##### SUPPLIED ENTRIES

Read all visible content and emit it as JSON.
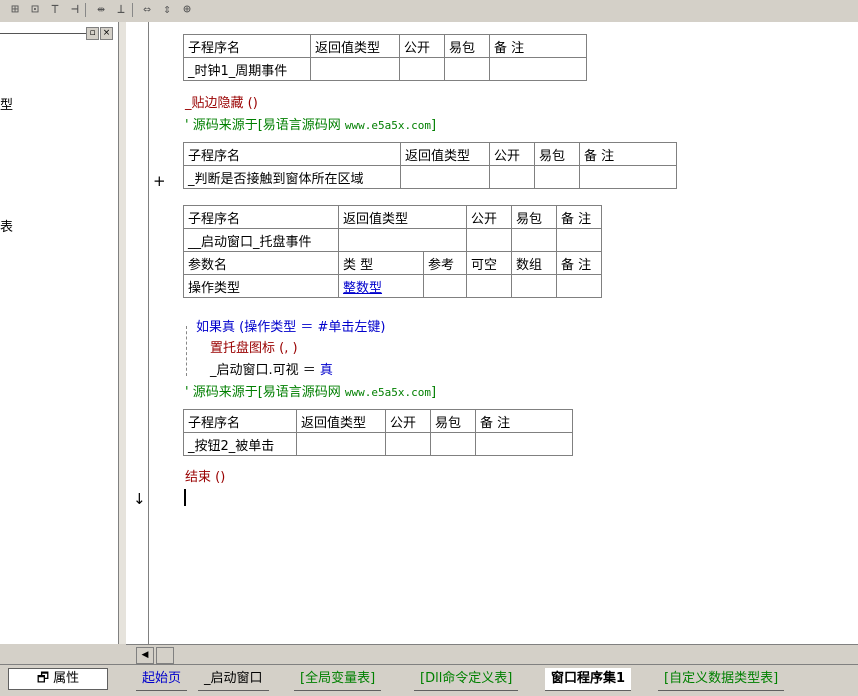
{
  "toolbar": {
    "icons": [
      "align-left-icon",
      "align-center-icon",
      "align-top-icon",
      "align-right-icon",
      "same-width-icon",
      "same-height-icon",
      "stretch-width-icon",
      "stretch-height-icon",
      "center-icon"
    ]
  },
  "left_panel": {
    "items": [
      "型",
      "表"
    ],
    "minimize": "▫",
    "close": "×"
  },
  "tables": [
    {
      "headers": [
        "子程序名",
        "返回值类型",
        "公开",
        "易包",
        "备 注"
      ],
      "row": [
        "_时钟1_周期事件",
        "",
        "",
        "",
        ""
      ]
    },
    {
      "headers": [
        "子程序名",
        "返回值类型",
        "公开",
        "易包",
        "备 注"
      ],
      "row": [
        "_判断是否接触到窗体所在区域",
        "",
        "",
        "",
        ""
      ]
    },
    {
      "headers": [
        "子程序名",
        "返回值类型",
        "公开",
        "易包",
        "备 注"
      ],
      "row": [
        "__启动窗口_托盘事件",
        "",
        "",
        "",
        ""
      ],
      "param_headers": [
        "参数名",
        "类 型",
        "参考",
        "可空",
        "数组",
        "备 注"
      ],
      "param_row": [
        "操作类型",
        "整数型",
        "",
        "",
        "",
        ""
      ]
    },
    {
      "headers": [
        "子程序名",
        "返回值类型",
        "公开",
        "易包",
        "备 注"
      ],
      "row": [
        "_按钮2_被单击",
        "",
        "",
        "",
        ""
      ]
    }
  ],
  "code": {
    "line1": "_贴边隐藏 ()",
    "comment1_prefix": "' 源码来源于[易语言源码网 ",
    "comment_url": "www.e5a5x.com",
    "comment_suffix": "]",
    "if_line": "如果真 (操作类型 ＝ #单击左键)",
    "set_tray": "置托盘图标 (, )",
    "visible_line_a": "_启动窗口.可视 ＝ ",
    "visible_line_b": "真",
    "end_line": "结束 ()"
  },
  "gutter": {
    "plus": "+",
    "arrow": "↓"
  },
  "tabs": {
    "props": "属性",
    "items": [
      "起始页",
      "_启动窗口",
      "[全局变量表]",
      "[Dll命令定义表]",
      "窗口程序集1",
      "[自定义数据类型表]"
    ],
    "active_index": 4
  }
}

##########

[SHORT EXERCISE] Reproduce each line exactly, please, except for any pictures.

[WRITTEN ANSWER]
Read all visible content and emit it as JSON.
{
  "toolbar": {
    "icons": [
      "align-left-icon",
      "align-center-icon",
      "align-top-icon",
      "align-right-icon",
      "same-width-icon",
      "same-height-icon",
      "stretch-width-icon",
      "stretch-height-icon",
      "center-icon"
    ]
  },
  "left_panel": {
    "items": [
      "型",
      "表"
    ],
    "minimize": "▫",
    "close": "×"
  },
  "tables": [
    {
      "headers": [
        "子程序名",
        "返回值类型",
        "公开",
        "易包",
        "备 注"
      ],
      "row": [
        "_时钟1_周期事件",
        "",
        "",
        "",
        ""
      ]
    },
    {
      "headers": [
        "子程序名",
        "返回值类型",
        "公开",
        "易包",
        "备 注"
      ],
      "row": [
        "_判断是否接触到窗体所在区域",
        "",
        "",
        "",
        ""
      ]
    },
    {
      "headers": [
        "子程序名",
        "返回值类型",
        "公开",
        "易包",
        "备 注"
      ],
      "row": [
        "__启动窗口_托盘事件",
        "",
        "",
        "",
        ""
      ],
      "param_headers": [
        "参数名",
        "类 型",
        "参考",
        "可空",
        "数组",
        "备 注"
      ],
      "param_row": [
        "操作类型",
        "整数型",
        "",
        "",
        "",
        ""
      ]
    },
    {
      "headers": [
        "子程序名",
        "返回值类型",
        "公开",
        "易包",
        "备 注"
      ],
      "row": [
        "_按钮2_被单击",
        "",
        "",
        "",
        ""
      ]
    }
  ],
  "code": {
    "line1": "_贴边隐藏 ()",
    "comment1_prefix": "' 源码来源于[易语言源码网 ",
    "comment_url": "www.e5a5x.com",
    "comment_suffix": "]",
    "if_line": "如果真 (操作类型 ＝ #单击左键)",
    "set_tray": "置托盘图标 (, )",
    "visible_line_a": "_启动窗口.可视 ＝ ",
    "visible_line_b": "真",
    "end_line": "结束 ()"
  },
  "gutter": {
    "plus": "+",
    "arrow": "↓"
  },
  "tabs": {
    "props": "属性",
    "items": [
      "起始页",
      "_启动窗口",
      "[全局变量表]",
      "[Dll命令定义表]",
      "窗口程序集1",
      "[自定义数据类型表]"
    ],
    "active_index": 4
  }
}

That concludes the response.